# Start of Records shown

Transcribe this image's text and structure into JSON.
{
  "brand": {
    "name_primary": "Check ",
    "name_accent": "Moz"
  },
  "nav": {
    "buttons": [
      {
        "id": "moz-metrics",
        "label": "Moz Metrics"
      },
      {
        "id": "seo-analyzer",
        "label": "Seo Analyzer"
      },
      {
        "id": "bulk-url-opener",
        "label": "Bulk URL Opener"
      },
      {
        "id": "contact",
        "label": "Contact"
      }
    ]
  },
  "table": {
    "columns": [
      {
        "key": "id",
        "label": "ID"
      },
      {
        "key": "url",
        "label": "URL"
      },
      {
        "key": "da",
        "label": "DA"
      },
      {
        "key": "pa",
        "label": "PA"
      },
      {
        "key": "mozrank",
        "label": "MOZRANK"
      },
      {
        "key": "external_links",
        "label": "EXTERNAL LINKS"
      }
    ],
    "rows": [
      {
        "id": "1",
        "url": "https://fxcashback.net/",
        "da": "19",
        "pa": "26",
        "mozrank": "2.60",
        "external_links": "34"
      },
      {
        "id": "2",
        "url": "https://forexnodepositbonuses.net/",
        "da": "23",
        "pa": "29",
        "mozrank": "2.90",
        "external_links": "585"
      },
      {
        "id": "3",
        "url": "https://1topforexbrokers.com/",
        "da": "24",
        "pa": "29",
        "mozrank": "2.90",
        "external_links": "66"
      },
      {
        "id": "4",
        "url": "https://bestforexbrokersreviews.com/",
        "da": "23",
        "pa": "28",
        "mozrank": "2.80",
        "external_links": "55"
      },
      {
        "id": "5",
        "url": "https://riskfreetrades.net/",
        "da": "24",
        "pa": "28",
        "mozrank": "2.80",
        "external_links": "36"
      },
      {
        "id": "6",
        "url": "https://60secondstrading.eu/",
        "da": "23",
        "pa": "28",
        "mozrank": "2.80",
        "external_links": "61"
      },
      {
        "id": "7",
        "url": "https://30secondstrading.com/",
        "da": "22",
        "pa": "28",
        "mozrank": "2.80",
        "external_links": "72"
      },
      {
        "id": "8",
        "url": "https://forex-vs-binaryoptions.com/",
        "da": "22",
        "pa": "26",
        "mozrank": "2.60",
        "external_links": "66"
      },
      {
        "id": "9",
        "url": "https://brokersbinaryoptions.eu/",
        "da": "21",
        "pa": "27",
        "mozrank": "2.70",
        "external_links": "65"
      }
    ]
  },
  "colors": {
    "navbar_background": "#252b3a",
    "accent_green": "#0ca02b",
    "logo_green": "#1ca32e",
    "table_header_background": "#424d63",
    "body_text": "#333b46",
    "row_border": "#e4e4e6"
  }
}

# End of Records shown

◆ Exercise brief:
Transcribe all of the material exactly. Omit nothing.

◆ Task answer:
Transcribe this image's text and structure into JSON.
{
  "brand": {
    "name_primary": "Check ",
    "name_accent": "Moz"
  },
  "nav": {
    "buttons": [
      {
        "id": "moz-metrics",
        "label": "Moz Metrics"
      },
      {
        "id": "seo-analyzer",
        "label": "Seo Analyzer"
      },
      {
        "id": "bulk-url-opener",
        "label": "Bulk URL Opener"
      },
      {
        "id": "contact",
        "label": "Contact"
      }
    ]
  },
  "table": {
    "columns": [
      {
        "key": "id",
        "label": "ID"
      },
      {
        "key": "url",
        "label": "URL"
      },
      {
        "key": "da",
        "label": "DA"
      },
      {
        "key": "pa",
        "label": "PA"
      },
      {
        "key": "mozrank",
        "label": "MOZRANK"
      },
      {
        "key": "external_links",
        "label": "EXTERNAL LINKS"
      }
    ],
    "rows": [
      {
        "id": "1",
        "url": "https://fxcashback.net/",
        "da": "19",
        "pa": "26",
        "mozrank": "2.60",
        "external_links": "34"
      },
      {
        "id": "2",
        "url": "https://forexnodepositbonuses.net/",
        "da": "23",
        "pa": "29",
        "mozrank": "2.90",
        "external_links": "585"
      },
      {
        "id": "3",
        "url": "https://1topforexbrokers.com/",
        "da": "24",
        "pa": "29",
        "mozrank": "2.90",
        "external_links": "66"
      },
      {
        "id": "4",
        "url": "https://bestforexbrokersreviews.com/",
        "da": "23",
        "pa": "28",
        "mozrank": "2.80",
        "external_links": "55"
      },
      {
        "id": "5",
        "url": "https://riskfreetrades.net/",
        "da": "24",
        "pa": "28",
        "mozrank": "2.80",
        "external_links": "36"
      },
      {
        "id": "6",
        "url": "https://60secondstrading.eu/",
        "da": "23",
        "pa": "28",
        "mozrank": "2.80",
        "external_links": "61"
      },
      {
        "id": "7",
        "url": "https://30secondstrading.com/",
        "da": "22",
        "pa": "28",
        "mozrank": "2.80",
        "external_links": "72"
      },
      {
        "id": "8",
        "url": "https://forex-vs-binaryoptions.com/",
        "da": "22",
        "pa": "26",
        "mozrank": "2.60",
        "external_links": "66"
      },
      {
        "id": "9",
        "url": "https://brokersbinaryoptions.eu/",
        "da": "21",
        "pa": "27",
        "mozrank": "2.70",
        "external_links": "65"
      }
    ]
  },
  "colors": {
    "navbar_background": "#252b3a",
    "accent_green": "#0ca02b",
    "logo_green": "#1ca32e",
    "table_header_background": "#424d63",
    "body_text": "#333b46",
    "row_border": "#e4e4e6"
  }
}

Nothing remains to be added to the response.